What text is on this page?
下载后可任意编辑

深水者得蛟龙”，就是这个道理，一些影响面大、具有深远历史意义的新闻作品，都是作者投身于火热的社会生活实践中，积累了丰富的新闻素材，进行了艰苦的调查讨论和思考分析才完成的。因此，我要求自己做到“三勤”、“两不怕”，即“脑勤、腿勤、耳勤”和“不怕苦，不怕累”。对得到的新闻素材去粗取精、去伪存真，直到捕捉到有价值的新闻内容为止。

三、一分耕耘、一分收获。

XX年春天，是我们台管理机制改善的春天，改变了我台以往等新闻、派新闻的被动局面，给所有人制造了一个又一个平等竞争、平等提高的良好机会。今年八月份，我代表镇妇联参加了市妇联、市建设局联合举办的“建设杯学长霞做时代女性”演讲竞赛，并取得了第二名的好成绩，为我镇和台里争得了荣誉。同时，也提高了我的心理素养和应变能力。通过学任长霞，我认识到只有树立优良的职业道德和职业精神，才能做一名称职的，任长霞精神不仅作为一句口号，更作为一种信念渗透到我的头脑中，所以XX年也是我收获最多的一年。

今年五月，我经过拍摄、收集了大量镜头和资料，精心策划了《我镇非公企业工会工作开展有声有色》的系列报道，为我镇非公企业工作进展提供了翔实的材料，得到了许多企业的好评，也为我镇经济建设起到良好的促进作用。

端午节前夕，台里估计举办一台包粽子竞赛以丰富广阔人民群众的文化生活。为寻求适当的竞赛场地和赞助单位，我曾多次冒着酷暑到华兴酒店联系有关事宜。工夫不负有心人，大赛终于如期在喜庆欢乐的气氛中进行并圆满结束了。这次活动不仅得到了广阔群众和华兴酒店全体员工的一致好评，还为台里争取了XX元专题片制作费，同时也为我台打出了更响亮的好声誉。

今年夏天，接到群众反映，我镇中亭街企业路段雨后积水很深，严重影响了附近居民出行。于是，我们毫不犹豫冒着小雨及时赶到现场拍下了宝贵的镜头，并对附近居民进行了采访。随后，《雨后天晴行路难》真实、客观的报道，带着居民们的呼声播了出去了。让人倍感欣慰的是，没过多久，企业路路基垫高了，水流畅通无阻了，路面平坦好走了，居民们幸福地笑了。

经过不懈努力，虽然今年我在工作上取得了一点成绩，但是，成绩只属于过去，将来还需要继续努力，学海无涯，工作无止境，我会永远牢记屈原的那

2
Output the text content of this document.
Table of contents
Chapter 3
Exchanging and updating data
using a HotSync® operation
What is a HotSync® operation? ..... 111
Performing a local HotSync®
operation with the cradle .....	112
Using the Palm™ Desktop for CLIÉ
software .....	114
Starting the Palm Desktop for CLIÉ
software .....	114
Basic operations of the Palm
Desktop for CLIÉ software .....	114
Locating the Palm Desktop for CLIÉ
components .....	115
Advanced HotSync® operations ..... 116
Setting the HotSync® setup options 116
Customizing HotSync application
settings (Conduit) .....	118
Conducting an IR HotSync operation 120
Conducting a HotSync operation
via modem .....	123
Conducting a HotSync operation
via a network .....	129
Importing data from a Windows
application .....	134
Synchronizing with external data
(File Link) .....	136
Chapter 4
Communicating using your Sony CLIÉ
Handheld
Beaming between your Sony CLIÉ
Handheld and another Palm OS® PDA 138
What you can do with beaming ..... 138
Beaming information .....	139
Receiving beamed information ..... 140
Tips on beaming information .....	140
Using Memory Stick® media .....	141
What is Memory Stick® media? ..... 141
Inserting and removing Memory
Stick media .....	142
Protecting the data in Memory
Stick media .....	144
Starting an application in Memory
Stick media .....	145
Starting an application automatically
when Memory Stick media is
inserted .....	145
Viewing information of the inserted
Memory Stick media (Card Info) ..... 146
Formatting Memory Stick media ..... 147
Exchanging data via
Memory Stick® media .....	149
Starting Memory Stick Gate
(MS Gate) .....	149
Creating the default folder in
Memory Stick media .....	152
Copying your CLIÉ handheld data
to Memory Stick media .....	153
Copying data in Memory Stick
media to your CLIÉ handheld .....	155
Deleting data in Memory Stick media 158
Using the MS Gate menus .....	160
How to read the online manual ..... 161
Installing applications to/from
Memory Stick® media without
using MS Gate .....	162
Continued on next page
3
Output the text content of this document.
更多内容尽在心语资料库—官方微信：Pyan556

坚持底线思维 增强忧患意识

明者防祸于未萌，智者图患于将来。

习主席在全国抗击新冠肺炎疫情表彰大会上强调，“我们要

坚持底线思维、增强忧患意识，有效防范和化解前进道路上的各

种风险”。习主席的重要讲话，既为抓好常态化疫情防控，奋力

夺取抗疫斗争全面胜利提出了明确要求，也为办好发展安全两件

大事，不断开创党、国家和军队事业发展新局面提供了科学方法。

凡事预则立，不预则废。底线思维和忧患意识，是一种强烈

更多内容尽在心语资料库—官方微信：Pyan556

######

■ STATED GOAL ■
Repeat all the entries exactly as given.

■ EXERCISE ANSWER ■
What text is on this page?
下载后可任意编辑

深水者得蛟龙”，就是这个道理，一些影响面大、具有深远历史意义的新闻作品，都是作者投身于火热的社会生活实践中，积累了丰富的新闻素材，进行了艰苦的调查讨论和思考分析才完成的。因此，我要求自己做到“三勤”、“两不怕”，即“脑勤、腿勤、耳勤”和“不怕苦，不怕累”。对得到的新闻素材去粗取精、去伪存真，直到捕捉到有价值的新闻内容为止。

三、一分耕耘、一分收获。

XX年春天，是我们台管理机制改善的春天，改变了我台以往等新闻、派新闻的被动局面，给所有人制造了一个又一个平等竞争、平等提高的良好机会。今年八月份，我代表镇妇联参加了市妇联、市建设局联合举办的“建设杯学长霞做时代女性”演讲竞赛，并取得了第二名的好成绩，为我镇和台里争得了荣誉。同时，也提高了我的心理素养和应变能力。通过学任长霞，我认识到只有树立优良的职业道德和职业精神，才能做一名称职的，任长霞精神不仅作为一句口号，更作为一种信念渗透到我的头脑中，所以XX年也是我收获最多的一年。

今年五月，我经过拍摄、收集了大量镜头和资料，精心策划了《我镇非公企业工会工作开展有声有色》的系列报道，为我镇非公企业工作进展提供了翔实的材料，得到了许多企业的好评，也为我镇经济建设起到良好的促进作用。

端午节前夕，台里估计举办一台包粽子竞赛以丰富广阔人民群众的文化生活。为寻求适当的竞赛场地和赞助单位，我曾多次冒着酷暑到华兴酒店联系有关事宜。工夫不负有心人，大赛终于如期在喜庆欢乐的气氛中进行并圆满结束了。这次活动不仅得到了广阔群众和华兴酒店全体员工的一致好评，还为台里争取了XX元专题片制作费，同时也为我台打出了更响亮的好声誉。

今年夏天，接到群众反映，我镇中亭街企业路段雨后积水很深，严重影响了附近居民出行。于是，我们毫不犹豫冒着小雨及时赶到现场拍下了宝贵的镜头，并对附近居民进行了采访。随后，《雨后天晴行路难》真实、客观的报道，带着居民们的呼声播了出去了。让人倍感欣慰的是，没过多久，企业路路基垫高了，水流畅通无阻了，路面平坦好走了，居民们幸福地笑了。

经过不懈努力，虽然今年我在工作上取得了一点成绩，但是，成绩只属于过去，将来还需要继续努力，学海无涯，工作无止境，我会永远牢记屈原的那

2
Output the text content of this document.
Table of contents
Chapter 3
Exchanging and updating data
using a HotSync® operation
What is a HotSync® operation? ..... 111
Performing a local HotSync®
operation with the cradle .....	112
Using the Palm™ Desktop for CLIÉ
software .....	114
Starting the Palm Desktop for CLIÉ
software .....	114
Basic operations of the Palm
Desktop for CLIÉ software .....	114
Locating the Palm Desktop for CLIÉ
components .....	115
Advanced HotSync® operations ..... 116
Setting the HotSync® setup options 116
Customizing HotSync application
settings (Conduit) .....	118
Conducting an IR HotSync operation 120
Conducting a HotSync operation
via modem .....	123
Conducting a HotSync operation
via a network .....	129
Importing data from a Windows
application .....	134
Synchronizing with external data
(File Link) .....	136
Chapter 4
Communicating using your Sony CLIÉ
Handheld
Beaming between your Sony CLIÉ
Handheld and another Palm OS® PDA 138
What you can do with beaming ..... 138
Beaming information .....	139
Receiving beamed information ..... 140
Tips on beaming information .....	140
Using Memory Stick® media .....	141
What is Memory Stick® media? ..... 141
Inserting and removing Memory
Stick media .....	142
Protecting the data in Memory
Stick media .....	144
Starting an application in Memory
Stick media .....	145
Starting an application automatically
when Memory Stick media is
inserted .....	145
Viewing information of the inserted
Memory Stick media (Card Info) ..... 146
Formatting Memory Stick media ..... 147
Exchanging data via
Memory Stick® media .....	149
Starting Memory Stick Gate
(MS Gate) .....	149
Creating the default folder in
Memory Stick media .....	152
Copying your CLIÉ handheld data
to Memory Stick media .....	153
Copying data in Memory Stick
media to your CLIÉ handheld .....	155
Deleting data in Memory Stick media 158
Using the MS Gate menus .....	160
How to read the online manual ..... 161
Installing applications to/from
Memory Stick® media without
using MS Gate .....	162
Continued on next page
3
Output the text content of this document.
更多内容尽在心语资料库—官方微信：Pyan556

坚持底线思维 增强忧患意识

明者防祸于未萌，智者图患于将来。

习主席在全国抗击新冠肺炎疫情表彰大会上强调，“我们要

坚持底线思维、增强忧患意识，有效防范和化解前进道路上的各

种风险”。习主席的重要讲话，既为抓好常态化疫情防控，奋力

夺取抗疫斗争全面胜利提出了明确要求，也为办好发展安全两件

大事，不断开创党、国家和军队事业发展新局面提供了科学方法。

凡事预则立，不预则废。底线思维和忧患意识，是一种强烈

更多内容尽在心语资料库—官方微信：Pyan556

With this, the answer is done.